[Start Excerpted records]
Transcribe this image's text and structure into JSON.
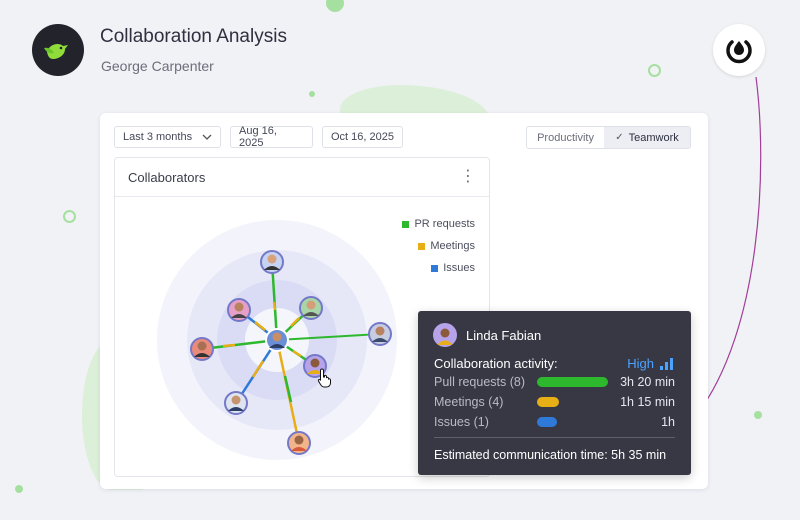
{
  "header": {
    "title": "Collaboration Analysis",
    "subtitle": "George Carpenter"
  },
  "icons": {
    "app_logo": "bird-icon",
    "corner_logo": "drop-ring-icon"
  },
  "colors": {
    "pr": "#2db82d",
    "meetings": "#e8ae16",
    "issues": "#2f7ad8",
    "accent": "#4ba3ff",
    "tooltip_bg": "#373844"
  },
  "filters": {
    "range": "Last 3 months",
    "start": "Aug 16, 2025",
    "end": "Oct 16, 2025"
  },
  "view_toggle": {
    "productivity": "Productivity",
    "teamwork": "Teamwork",
    "selected": "Teamwork"
  },
  "panel": {
    "title": "Collaborators",
    "legend": [
      {
        "label": "PR requests",
        "color": "#2db82d"
      },
      {
        "label": "Meetings",
        "color": "#e8ae16"
      },
      {
        "label": "Issues",
        "color": "#2f7ad8"
      }
    ]
  },
  "tooltip": {
    "name": "Linda Fabian",
    "heading": "Collaboration activity:",
    "level": "High",
    "rows": [
      {
        "label": "Pull requests (8)",
        "value": "3h 20 min",
        "color": "#2db82d",
        "fraction": 1.0
      },
      {
        "label": "Meetings (4)",
        "value": "1h 15 min",
        "color": "#e8ae16",
        "fraction": 0.31
      },
      {
        "label": "Issues (1)",
        "value": "1h",
        "color": "#2f7ad8",
        "fraction": 0.28
      }
    ],
    "total": "Estimated communication time: 5h 35 min"
  }
}
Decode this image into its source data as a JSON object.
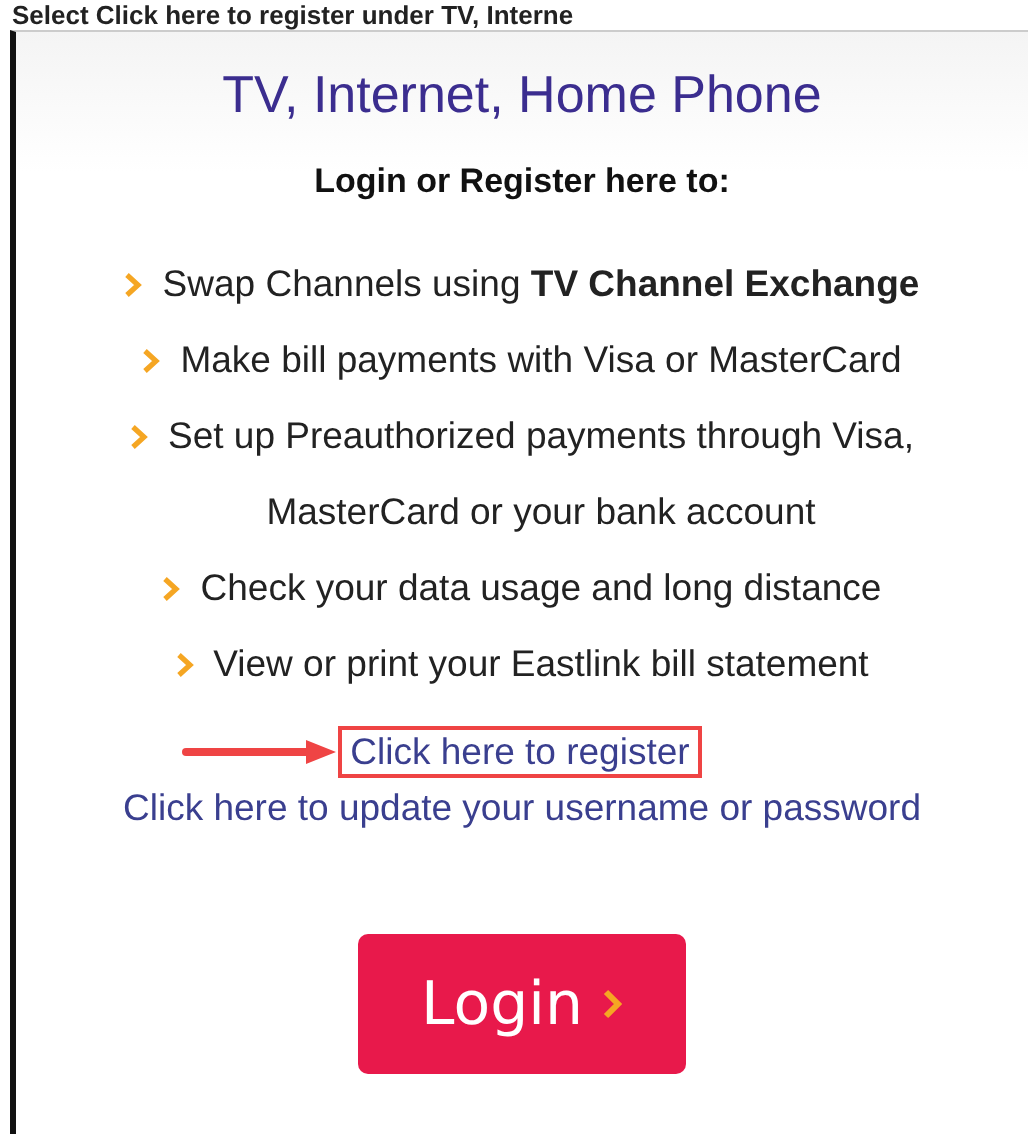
{
  "caption": "Select Click here to register under TV, Interne",
  "card": {
    "title": "TV, Internet, Home Phone",
    "subtitle": "Login or Register here to:",
    "features": [
      {
        "text": "Swap Channels using **TV Channel Exchange**"
      },
      {
        "text": "Make bill payments with Visa or MasterCard"
      },
      {
        "text": "Set up Preauthorized payments through Visa,\nMasterCard or your bank account"
      },
      {
        "text": "Check your data usage and long distance"
      },
      {
        "text": "View or print your Eastlink bill statement"
      }
    ],
    "links": [
      {
        "text": "Click here to register",
        "highlighted": true
      },
      {
        "text": "Click here to update your username or password",
        "highlighted": false
      }
    ],
    "button": "Login"
  }
}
[End Excerpted records]
## Directive
Every entry above should be duplicated exactly. Do not include the images.

## Response
Transcribe this image's text and structure into JSON.
{
  "header": {
    "title": "Collaboration Analysis",
    "subtitle": "George Carpenter"
  },
  "icons": {
    "app_logo": "bird-icon",
    "corner_logo": "drop-ring-icon"
  },
  "colors": {
    "pr": "#2db82d",
    "meetings": "#e8ae16",
    "issues": "#2f7ad8",
    "accent": "#4ba3ff",
    "tooltip_bg": "#373844"
  },
  "filters": {
    "range": "Last 3 months",
    "start": "Aug 16, 2025",
    "end": "Oct 16, 2025"
  },
  "view_toggle": {
    "productivity": "Productivity",
    "teamwork": "Teamwork",
    "selected": "Teamwork"
  },
  "panel": {
    "title": "Collaborators",
    "legend": [
      {
        "label": "PR requests",
        "color": "#2db82d"
      },
      {
        "label": "Meetings",
        "color": "#e8ae16"
      },
      {
        "label": "Issues",
        "color": "#2f7ad8"
      }
    ]
  },
  "tooltip": {
    "name": "Linda Fabian",
    "heading": "Collaboration activity:",
    "level": "High",
    "rows": [
      {
        "label": "Pull requests (8)",
        "value": "3h 20 min",
        "color": "#2db82d",
        "fraction": 1.0
      },
      {
        "label": "Meetings (4)",
        "value": "1h 15 min",
        "color": "#e8ae16",
        "fraction": 0.31
      },
      {
        "label": "Issues (1)",
        "value": "1h",
        "color": "#2f7ad8",
        "fraction": 0.28
      }
    ],
    "total": "Estimated communication time: 5h 35 min"
  }
}
Decode this image into its source data as a JSON object.
{
  "caption": "Select Click here to register under TV, Interne",
  "card": {
    "title": "TV, Internet, Home Phone",
    "subtitle": "Login or Register here to:",
    "features": [
      {
        "text": "Swap Channels using **TV Channel Exchange**"
      },
      {
        "text": "Make bill payments with Visa or MasterCard"
      },
      {
        "text": "Set up Preauthorized payments through Visa,\nMasterCard or your bank account"
      },
      {
        "text": "Check your data usage and long distance"
      },
      {
        "text": "View or print your Eastlink bill statement"
      }
    ],
    "links": [
      {
        "text": "Click here to register",
        "highlighted": true
      },
      {
        "text": "Click here to update your username or password",
        "highlighted": false
      }
    ],
    "button": "Login"
  }
}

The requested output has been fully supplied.